## Your objective:
Out of all the lines below, count those with the word "this". Give the number only.

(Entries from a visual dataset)
========================================================================
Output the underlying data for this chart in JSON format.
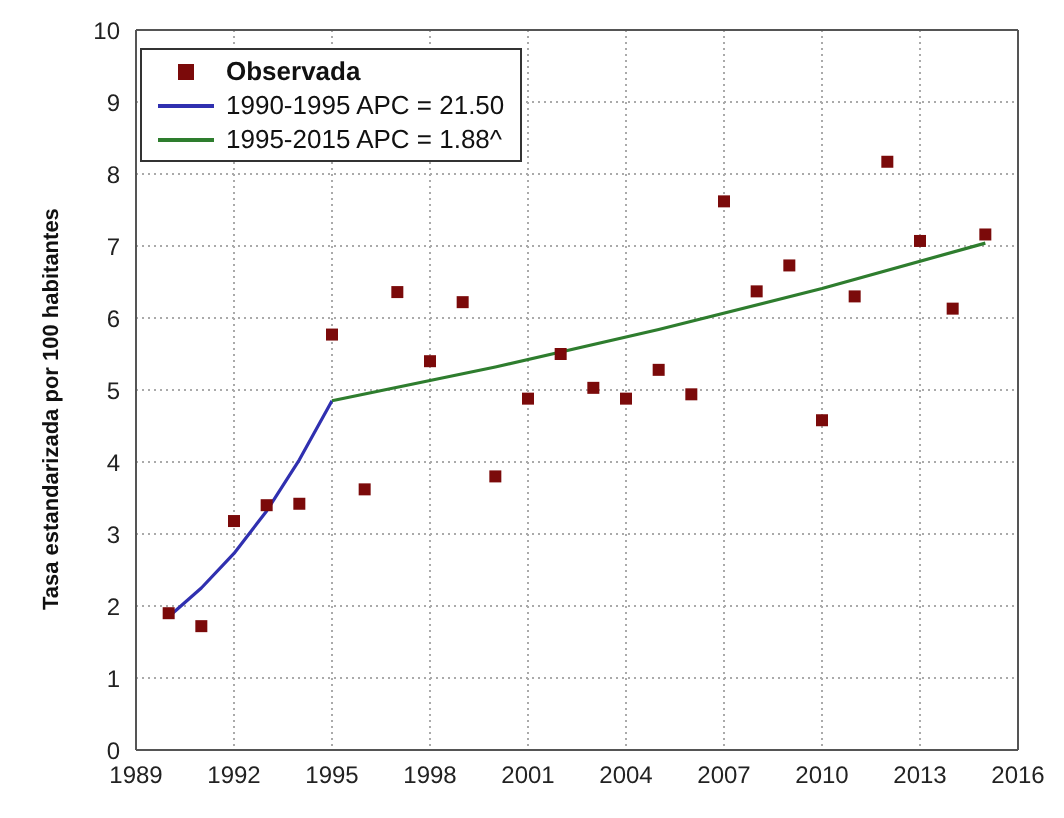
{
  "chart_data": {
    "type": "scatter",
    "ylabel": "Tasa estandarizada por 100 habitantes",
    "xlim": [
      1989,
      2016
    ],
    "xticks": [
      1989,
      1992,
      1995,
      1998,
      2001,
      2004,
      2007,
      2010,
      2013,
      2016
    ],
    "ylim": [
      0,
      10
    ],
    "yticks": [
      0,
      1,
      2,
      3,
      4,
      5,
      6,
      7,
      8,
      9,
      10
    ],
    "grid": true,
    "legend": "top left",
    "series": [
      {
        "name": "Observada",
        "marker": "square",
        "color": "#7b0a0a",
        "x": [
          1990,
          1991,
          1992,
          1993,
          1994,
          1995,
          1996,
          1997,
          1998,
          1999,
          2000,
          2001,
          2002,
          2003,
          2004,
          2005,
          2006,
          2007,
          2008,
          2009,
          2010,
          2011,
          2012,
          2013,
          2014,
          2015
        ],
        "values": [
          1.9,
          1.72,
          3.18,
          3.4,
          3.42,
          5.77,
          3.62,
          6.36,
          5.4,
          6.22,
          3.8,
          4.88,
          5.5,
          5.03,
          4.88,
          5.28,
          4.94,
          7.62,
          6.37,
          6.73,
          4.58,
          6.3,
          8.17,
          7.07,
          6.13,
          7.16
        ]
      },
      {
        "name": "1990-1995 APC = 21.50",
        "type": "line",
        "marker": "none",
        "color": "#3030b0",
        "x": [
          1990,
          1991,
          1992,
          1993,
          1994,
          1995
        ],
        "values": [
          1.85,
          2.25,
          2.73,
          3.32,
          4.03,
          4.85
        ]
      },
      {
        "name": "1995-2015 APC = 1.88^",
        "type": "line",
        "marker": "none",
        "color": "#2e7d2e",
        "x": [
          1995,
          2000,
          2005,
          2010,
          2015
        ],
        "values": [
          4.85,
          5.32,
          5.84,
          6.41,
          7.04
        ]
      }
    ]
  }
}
========================================================================
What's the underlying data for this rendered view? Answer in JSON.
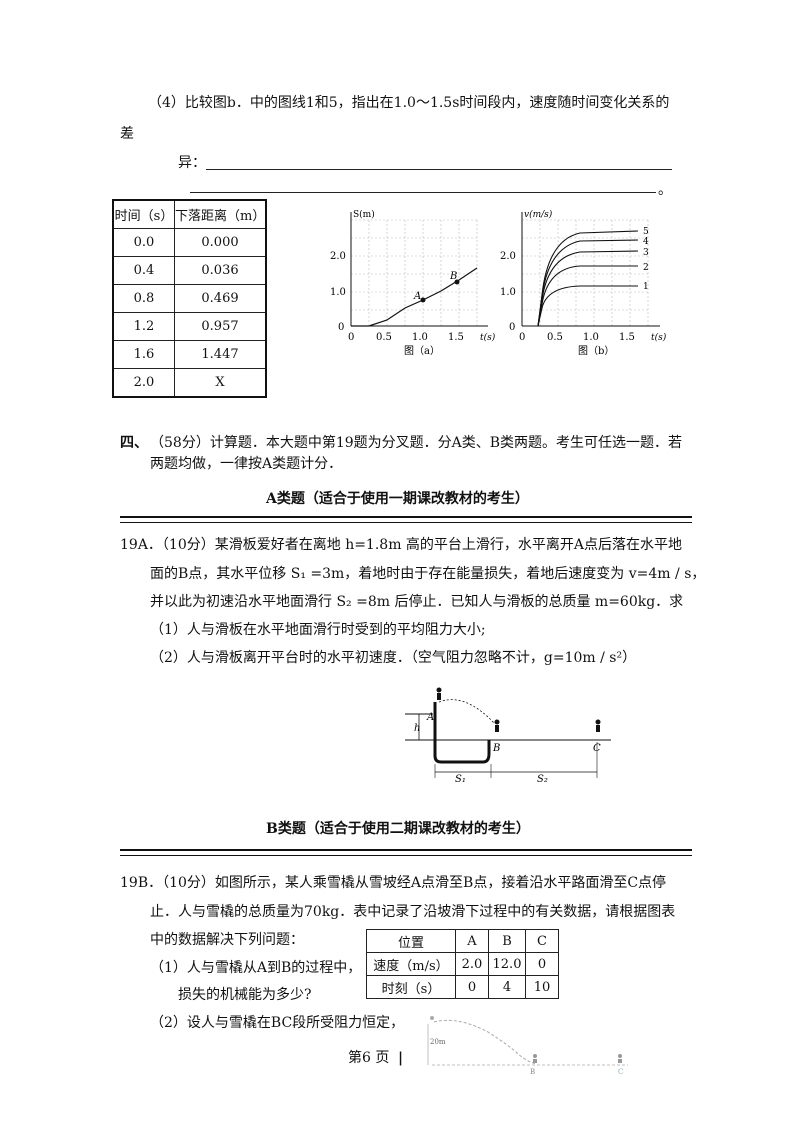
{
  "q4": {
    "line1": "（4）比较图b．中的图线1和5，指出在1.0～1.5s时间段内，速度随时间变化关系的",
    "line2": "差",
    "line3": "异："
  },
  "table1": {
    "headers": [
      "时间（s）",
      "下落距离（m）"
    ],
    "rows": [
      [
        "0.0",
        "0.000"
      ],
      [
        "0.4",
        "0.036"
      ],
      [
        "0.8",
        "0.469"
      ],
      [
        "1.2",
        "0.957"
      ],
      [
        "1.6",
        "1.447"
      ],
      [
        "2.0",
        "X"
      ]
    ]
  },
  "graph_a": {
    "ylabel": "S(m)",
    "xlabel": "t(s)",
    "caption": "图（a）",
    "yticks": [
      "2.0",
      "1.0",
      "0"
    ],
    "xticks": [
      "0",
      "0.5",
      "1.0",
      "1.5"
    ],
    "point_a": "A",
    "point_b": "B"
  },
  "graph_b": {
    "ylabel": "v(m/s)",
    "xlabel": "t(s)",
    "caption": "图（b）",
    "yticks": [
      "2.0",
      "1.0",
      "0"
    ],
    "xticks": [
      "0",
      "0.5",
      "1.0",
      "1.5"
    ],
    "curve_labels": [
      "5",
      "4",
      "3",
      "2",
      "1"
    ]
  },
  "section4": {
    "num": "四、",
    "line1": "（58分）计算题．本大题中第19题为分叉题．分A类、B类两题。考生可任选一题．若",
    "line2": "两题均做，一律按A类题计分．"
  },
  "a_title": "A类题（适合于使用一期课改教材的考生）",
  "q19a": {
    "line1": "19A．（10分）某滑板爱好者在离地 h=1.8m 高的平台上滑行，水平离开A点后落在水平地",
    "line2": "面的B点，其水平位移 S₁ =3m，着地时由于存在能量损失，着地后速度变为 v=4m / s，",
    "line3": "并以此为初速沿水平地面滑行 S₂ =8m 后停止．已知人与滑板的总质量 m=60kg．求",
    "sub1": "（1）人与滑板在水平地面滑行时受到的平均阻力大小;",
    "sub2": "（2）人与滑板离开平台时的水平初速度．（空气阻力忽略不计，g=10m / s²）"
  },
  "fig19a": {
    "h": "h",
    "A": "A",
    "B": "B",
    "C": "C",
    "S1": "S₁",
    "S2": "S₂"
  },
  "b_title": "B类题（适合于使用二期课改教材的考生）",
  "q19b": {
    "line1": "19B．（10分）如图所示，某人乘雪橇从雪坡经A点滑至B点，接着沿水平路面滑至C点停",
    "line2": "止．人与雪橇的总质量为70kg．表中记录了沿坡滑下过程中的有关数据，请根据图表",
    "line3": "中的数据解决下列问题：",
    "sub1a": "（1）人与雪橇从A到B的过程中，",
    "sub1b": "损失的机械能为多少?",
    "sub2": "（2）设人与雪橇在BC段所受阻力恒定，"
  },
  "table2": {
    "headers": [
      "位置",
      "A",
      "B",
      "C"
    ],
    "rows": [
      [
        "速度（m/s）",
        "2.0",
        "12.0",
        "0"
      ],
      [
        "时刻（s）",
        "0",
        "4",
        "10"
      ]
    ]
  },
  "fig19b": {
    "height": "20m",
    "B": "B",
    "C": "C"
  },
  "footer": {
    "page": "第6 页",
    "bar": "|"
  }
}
========================================================================
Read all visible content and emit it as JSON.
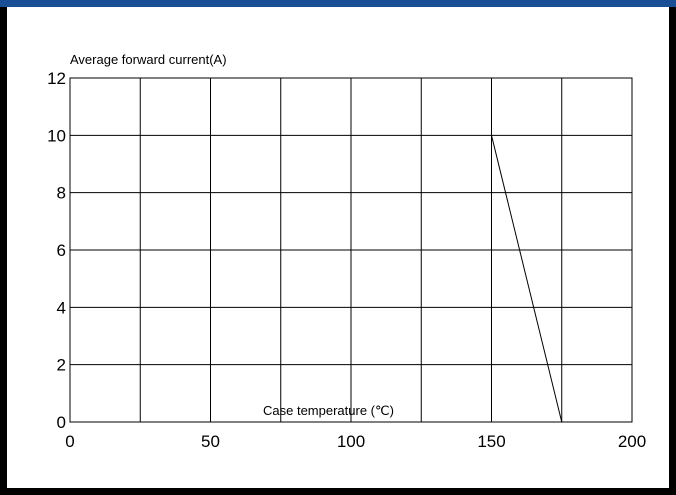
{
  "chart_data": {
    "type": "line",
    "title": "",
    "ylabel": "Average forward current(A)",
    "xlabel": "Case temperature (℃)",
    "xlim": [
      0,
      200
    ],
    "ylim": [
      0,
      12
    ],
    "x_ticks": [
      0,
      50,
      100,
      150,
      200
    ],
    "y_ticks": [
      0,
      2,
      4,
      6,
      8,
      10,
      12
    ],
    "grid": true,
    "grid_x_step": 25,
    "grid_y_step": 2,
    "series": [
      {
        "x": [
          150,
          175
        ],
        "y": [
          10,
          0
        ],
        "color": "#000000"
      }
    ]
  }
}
========================================================================
## Solution below:
2